_TASK PROMPT_.
Reproduce the data exactly and drop any pictures it holds.

_DATA TO PROCESS_.
----------------
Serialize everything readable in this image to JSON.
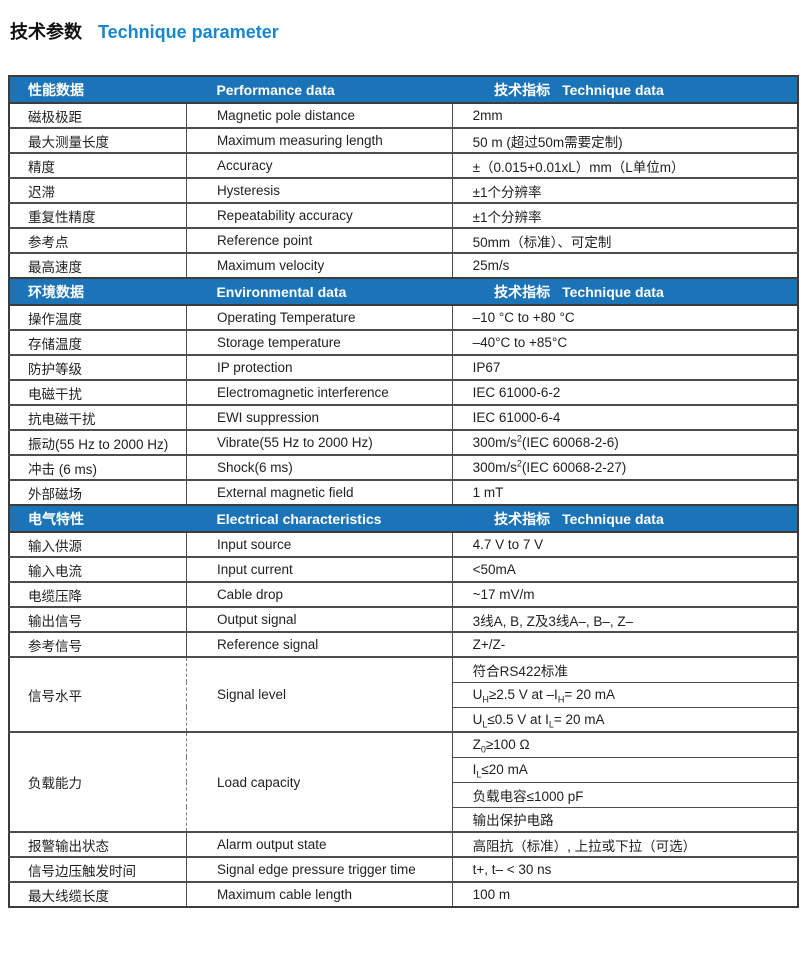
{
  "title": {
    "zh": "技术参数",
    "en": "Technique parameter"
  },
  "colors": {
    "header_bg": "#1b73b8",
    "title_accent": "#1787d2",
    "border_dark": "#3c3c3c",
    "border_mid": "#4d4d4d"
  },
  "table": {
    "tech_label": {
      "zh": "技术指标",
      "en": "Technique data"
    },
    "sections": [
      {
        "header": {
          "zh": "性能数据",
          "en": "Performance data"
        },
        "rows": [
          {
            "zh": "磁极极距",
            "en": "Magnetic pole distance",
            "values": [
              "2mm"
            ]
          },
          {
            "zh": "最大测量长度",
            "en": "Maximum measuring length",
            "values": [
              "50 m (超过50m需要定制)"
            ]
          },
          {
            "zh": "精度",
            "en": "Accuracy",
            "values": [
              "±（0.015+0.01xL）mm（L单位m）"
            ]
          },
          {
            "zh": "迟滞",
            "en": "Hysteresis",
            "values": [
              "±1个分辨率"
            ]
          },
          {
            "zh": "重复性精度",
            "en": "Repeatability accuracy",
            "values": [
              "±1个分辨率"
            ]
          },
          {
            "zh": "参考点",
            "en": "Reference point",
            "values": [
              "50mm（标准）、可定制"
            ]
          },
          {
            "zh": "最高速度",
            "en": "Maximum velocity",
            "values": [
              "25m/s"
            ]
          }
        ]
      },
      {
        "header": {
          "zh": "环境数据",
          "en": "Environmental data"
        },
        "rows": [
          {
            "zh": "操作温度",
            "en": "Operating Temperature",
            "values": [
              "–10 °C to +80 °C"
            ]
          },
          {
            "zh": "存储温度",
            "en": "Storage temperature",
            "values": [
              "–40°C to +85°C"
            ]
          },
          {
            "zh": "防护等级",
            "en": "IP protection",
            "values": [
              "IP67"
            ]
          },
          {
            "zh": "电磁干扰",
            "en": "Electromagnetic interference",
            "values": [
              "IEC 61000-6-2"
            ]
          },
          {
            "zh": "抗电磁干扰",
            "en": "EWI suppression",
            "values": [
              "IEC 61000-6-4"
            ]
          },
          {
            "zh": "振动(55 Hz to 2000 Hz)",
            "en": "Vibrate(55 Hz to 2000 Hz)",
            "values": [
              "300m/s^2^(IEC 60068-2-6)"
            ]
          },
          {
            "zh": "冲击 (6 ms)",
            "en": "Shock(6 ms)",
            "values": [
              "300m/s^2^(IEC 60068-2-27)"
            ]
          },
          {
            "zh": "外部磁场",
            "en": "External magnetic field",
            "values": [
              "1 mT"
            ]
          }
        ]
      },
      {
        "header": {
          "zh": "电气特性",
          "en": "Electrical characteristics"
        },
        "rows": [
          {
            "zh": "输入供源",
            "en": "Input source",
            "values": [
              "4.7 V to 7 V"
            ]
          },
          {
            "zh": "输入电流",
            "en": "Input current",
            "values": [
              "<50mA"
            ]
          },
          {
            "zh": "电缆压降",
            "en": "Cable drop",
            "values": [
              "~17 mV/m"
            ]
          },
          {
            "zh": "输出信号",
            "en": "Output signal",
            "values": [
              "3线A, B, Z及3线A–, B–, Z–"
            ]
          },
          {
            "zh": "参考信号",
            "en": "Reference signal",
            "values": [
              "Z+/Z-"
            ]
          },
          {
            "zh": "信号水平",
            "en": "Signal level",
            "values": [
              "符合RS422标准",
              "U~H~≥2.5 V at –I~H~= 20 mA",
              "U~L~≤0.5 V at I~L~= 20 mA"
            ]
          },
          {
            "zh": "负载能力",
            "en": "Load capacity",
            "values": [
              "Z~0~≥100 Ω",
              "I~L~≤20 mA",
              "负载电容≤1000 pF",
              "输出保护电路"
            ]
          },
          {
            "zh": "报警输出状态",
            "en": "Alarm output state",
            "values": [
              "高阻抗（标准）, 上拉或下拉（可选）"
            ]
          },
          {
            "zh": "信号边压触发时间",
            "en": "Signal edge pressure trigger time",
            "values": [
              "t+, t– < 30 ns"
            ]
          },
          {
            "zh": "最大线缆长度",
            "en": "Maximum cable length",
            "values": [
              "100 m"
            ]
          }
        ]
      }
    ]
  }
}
----------------
_SOLVED EXERCISE_.
Serialize everything readable in this image to JSON.
{
  "title": {
    "zh": "技术参数",
    "en": "Technique parameter"
  },
  "colors": {
    "header_bg": "#1b73b8",
    "title_accent": "#1787d2",
    "border_dark": "#3c3c3c",
    "border_mid": "#4d4d4d"
  },
  "table": {
    "tech_label": {
      "zh": "技术指标",
      "en": "Technique data"
    },
    "sections": [
      {
        "header": {
          "zh": "性能数据",
          "en": "Performance data"
        },
        "rows": [
          {
            "zh": "磁极极距",
            "en": "Magnetic pole distance",
            "values": [
              "2mm"
            ]
          },
          {
            "zh": "最大测量长度",
            "en": "Maximum measuring length",
            "values": [
              "50 m (超过50m需要定制)"
            ]
          },
          {
            "zh": "精度",
            "en": "Accuracy",
            "values": [
              "±（0.015+0.01xL）mm（L单位m）"
            ]
          },
          {
            "zh": "迟滞",
            "en": "Hysteresis",
            "values": [
              "±1个分辨率"
            ]
          },
          {
            "zh": "重复性精度",
            "en": "Repeatability accuracy",
            "values": [
              "±1个分辨率"
            ]
          },
          {
            "zh": "参考点",
            "en": "Reference point",
            "values": [
              "50mm（标准）、可定制"
            ]
          },
          {
            "zh": "最高速度",
            "en": "Maximum velocity",
            "values": [
              "25m/s"
            ]
          }
        ]
      },
      {
        "header": {
          "zh": "环境数据",
          "en": "Environmental data"
        },
        "rows": [
          {
            "zh": "操作温度",
            "en": "Operating Temperature",
            "values": [
              "–10 °C to +80 °C"
            ]
          },
          {
            "zh": "存储温度",
            "en": "Storage temperature",
            "values": [
              "–40°C to +85°C"
            ]
          },
          {
            "zh": "防护等级",
            "en": "IP protection",
            "values": [
              "IP67"
            ]
          },
          {
            "zh": "电磁干扰",
            "en": "Electromagnetic interference",
            "values": [
              "IEC 61000-6-2"
            ]
          },
          {
            "zh": "抗电磁干扰",
            "en": "EWI suppression",
            "values": [
              "IEC 61000-6-4"
            ]
          },
          {
            "zh": "振动(55 Hz to 2000 Hz)",
            "en": "Vibrate(55 Hz to 2000 Hz)",
            "values": [
              "300m/s^2^(IEC 60068-2-6)"
            ]
          },
          {
            "zh": "冲击 (6 ms)",
            "en": "Shock(6 ms)",
            "values": [
              "300m/s^2^(IEC 60068-2-27)"
            ]
          },
          {
            "zh": "外部磁场",
            "en": "External magnetic field",
            "values": [
              "1 mT"
            ]
          }
        ]
      },
      {
        "header": {
          "zh": "电气特性",
          "en": "Electrical characteristics"
        },
        "rows": [
          {
            "zh": "输入供源",
            "en": "Input source",
            "values": [
              "4.7 V to 7 V"
            ]
          },
          {
            "zh": "输入电流",
            "en": "Input current",
            "values": [
              "<50mA"
            ]
          },
          {
            "zh": "电缆压降",
            "en": "Cable drop",
            "values": [
              "~17 mV/m"
            ]
          },
          {
            "zh": "输出信号",
            "en": "Output signal",
            "values": [
              "3线A, B, Z及3线A–, B–, Z–"
            ]
          },
          {
            "zh": "参考信号",
            "en": "Reference signal",
            "values": [
              "Z+/Z-"
            ]
          },
          {
            "zh": "信号水平",
            "en": "Signal level",
            "values": [
              "符合RS422标准",
              "U~H~≥2.5 V at –I~H~= 20 mA",
              "U~L~≤0.5 V at I~L~= 20 mA"
            ]
          },
          {
            "zh": "负载能力",
            "en": "Load capacity",
            "values": [
              "Z~0~≥100 Ω",
              "I~L~≤20 mA",
              "负载电容≤1000 pF",
              "输出保护电路"
            ]
          },
          {
            "zh": "报警输出状态",
            "en": "Alarm output state",
            "values": [
              "高阻抗（标准）, 上拉或下拉（可选）"
            ]
          },
          {
            "zh": "信号边压触发时间",
            "en": "Signal edge pressure trigger time",
            "values": [
              "t+, t– < 30 ns"
            ]
          },
          {
            "zh": "最大线缆长度",
            "en": "Maximum cable length",
            "values": [
              "100 m"
            ]
          }
        ]
      }
    ]
  }
}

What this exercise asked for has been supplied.